### Exercise details
Tally the lines containing the word "subtitle", and report the tally alone.

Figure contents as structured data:

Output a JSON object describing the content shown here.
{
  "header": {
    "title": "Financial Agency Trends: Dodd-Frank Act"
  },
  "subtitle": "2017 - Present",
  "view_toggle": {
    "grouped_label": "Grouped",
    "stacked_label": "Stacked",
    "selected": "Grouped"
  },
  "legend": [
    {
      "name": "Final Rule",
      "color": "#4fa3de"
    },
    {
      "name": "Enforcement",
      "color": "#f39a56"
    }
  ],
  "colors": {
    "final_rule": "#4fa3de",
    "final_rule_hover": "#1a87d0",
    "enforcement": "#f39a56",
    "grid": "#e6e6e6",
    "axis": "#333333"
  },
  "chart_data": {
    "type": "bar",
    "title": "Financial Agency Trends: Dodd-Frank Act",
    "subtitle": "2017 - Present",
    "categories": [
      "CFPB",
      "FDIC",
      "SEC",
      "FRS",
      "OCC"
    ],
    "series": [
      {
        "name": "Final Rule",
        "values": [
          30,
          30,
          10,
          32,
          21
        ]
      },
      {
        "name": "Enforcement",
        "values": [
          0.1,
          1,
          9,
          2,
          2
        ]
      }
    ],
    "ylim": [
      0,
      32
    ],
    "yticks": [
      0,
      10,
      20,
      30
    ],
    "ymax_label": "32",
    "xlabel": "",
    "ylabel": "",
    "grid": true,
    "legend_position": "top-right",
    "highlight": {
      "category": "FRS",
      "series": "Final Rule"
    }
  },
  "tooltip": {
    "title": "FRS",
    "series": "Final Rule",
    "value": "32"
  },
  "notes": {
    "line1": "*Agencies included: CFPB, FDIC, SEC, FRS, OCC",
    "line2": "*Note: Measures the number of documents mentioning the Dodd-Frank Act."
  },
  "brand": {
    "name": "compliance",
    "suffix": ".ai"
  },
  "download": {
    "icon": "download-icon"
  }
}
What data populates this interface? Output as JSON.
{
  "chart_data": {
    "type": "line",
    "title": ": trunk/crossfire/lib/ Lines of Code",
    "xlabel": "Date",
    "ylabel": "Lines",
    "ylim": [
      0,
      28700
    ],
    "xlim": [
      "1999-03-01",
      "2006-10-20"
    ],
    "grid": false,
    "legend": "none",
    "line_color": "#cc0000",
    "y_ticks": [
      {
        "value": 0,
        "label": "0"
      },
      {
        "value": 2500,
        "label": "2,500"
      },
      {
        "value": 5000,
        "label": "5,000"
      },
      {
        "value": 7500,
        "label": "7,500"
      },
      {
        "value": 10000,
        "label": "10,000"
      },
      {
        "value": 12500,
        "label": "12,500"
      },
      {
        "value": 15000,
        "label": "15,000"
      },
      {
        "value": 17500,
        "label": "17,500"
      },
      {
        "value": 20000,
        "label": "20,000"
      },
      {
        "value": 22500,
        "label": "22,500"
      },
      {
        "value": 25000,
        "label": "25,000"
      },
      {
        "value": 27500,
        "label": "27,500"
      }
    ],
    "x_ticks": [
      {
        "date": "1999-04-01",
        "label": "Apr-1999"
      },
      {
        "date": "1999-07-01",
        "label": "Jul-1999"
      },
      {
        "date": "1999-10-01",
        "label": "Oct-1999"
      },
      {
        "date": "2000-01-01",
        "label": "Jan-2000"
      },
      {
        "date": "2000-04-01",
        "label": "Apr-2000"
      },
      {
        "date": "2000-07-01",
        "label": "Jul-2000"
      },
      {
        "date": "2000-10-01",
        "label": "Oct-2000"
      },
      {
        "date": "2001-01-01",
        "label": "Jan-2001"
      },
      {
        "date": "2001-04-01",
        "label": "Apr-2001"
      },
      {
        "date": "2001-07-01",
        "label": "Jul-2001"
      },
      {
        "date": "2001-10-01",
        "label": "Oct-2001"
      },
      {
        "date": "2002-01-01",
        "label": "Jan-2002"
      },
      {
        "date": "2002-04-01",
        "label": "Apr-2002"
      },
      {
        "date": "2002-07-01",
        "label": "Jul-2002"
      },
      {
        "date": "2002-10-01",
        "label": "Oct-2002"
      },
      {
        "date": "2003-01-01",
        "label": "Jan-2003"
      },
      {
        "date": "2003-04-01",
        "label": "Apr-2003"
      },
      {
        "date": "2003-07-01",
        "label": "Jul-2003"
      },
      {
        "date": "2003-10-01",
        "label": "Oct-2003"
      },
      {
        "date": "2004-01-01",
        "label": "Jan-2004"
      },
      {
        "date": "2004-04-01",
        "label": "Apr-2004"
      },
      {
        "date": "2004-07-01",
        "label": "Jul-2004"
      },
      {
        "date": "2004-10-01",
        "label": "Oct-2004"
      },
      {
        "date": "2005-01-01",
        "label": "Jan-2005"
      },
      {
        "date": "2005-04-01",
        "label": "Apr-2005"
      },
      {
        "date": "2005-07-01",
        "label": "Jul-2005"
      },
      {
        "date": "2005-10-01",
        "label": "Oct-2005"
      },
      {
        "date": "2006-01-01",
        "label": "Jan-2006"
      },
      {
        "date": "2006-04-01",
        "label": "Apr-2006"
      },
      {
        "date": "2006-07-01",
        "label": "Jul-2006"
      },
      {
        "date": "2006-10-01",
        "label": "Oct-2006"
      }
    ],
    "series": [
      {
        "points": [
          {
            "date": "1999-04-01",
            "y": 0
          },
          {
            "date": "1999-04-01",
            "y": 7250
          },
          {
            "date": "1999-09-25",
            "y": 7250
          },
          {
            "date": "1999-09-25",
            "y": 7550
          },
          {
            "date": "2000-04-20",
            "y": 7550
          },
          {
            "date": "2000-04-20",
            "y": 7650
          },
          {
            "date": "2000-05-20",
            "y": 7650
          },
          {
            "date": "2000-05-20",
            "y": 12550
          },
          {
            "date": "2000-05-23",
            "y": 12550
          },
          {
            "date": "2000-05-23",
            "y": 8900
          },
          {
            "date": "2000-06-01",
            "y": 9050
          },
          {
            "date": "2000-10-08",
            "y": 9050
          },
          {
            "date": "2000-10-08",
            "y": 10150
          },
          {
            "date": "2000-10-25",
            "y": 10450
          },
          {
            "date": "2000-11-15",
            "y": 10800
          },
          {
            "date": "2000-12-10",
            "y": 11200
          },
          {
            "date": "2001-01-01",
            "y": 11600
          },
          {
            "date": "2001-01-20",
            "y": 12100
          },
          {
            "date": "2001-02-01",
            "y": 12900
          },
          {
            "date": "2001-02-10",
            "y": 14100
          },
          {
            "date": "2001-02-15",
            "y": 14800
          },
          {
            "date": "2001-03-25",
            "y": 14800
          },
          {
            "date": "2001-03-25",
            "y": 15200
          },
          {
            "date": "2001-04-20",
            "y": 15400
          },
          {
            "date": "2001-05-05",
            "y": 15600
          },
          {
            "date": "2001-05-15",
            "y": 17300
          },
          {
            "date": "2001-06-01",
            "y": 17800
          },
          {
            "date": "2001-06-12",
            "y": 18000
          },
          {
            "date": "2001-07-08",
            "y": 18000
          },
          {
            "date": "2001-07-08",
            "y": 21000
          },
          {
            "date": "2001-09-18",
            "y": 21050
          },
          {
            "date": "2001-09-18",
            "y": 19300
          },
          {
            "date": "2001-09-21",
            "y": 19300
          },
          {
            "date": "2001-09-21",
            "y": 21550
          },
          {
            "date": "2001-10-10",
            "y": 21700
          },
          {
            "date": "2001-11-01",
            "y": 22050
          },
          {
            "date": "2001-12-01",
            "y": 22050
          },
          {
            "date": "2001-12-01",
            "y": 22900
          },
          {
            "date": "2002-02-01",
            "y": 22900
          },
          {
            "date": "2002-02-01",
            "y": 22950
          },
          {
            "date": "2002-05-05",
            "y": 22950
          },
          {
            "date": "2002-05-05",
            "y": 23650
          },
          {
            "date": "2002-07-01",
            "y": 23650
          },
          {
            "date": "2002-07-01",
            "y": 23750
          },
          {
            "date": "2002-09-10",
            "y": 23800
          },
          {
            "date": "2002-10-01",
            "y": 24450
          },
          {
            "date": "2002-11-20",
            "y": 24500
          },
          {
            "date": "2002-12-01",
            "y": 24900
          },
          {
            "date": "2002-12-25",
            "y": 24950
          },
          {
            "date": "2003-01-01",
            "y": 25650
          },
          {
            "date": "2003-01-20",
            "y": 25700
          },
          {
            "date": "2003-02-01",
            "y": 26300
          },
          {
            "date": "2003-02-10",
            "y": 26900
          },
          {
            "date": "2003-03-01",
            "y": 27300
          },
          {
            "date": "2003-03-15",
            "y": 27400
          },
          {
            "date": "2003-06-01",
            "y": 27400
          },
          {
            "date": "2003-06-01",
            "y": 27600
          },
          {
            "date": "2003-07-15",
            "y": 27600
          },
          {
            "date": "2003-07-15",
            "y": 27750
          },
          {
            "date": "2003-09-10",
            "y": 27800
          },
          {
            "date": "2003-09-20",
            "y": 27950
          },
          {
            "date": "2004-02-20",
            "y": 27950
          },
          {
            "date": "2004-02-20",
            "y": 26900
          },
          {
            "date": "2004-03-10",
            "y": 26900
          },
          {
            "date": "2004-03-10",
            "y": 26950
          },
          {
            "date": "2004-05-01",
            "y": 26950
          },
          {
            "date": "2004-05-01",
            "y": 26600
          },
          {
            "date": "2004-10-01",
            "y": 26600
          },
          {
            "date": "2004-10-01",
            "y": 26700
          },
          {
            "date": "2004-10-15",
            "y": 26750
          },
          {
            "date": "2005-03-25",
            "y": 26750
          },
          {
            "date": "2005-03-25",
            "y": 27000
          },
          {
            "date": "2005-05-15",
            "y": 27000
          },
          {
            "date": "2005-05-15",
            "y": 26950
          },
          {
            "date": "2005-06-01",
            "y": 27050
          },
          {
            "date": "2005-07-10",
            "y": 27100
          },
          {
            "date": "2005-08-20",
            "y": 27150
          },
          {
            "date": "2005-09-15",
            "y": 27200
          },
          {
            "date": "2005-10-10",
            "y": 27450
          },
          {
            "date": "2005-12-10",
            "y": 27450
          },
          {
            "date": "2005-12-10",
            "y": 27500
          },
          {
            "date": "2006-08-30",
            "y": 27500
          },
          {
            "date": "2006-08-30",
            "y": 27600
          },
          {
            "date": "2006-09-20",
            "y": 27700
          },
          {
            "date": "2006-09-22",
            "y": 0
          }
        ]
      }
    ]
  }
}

### Written solution
2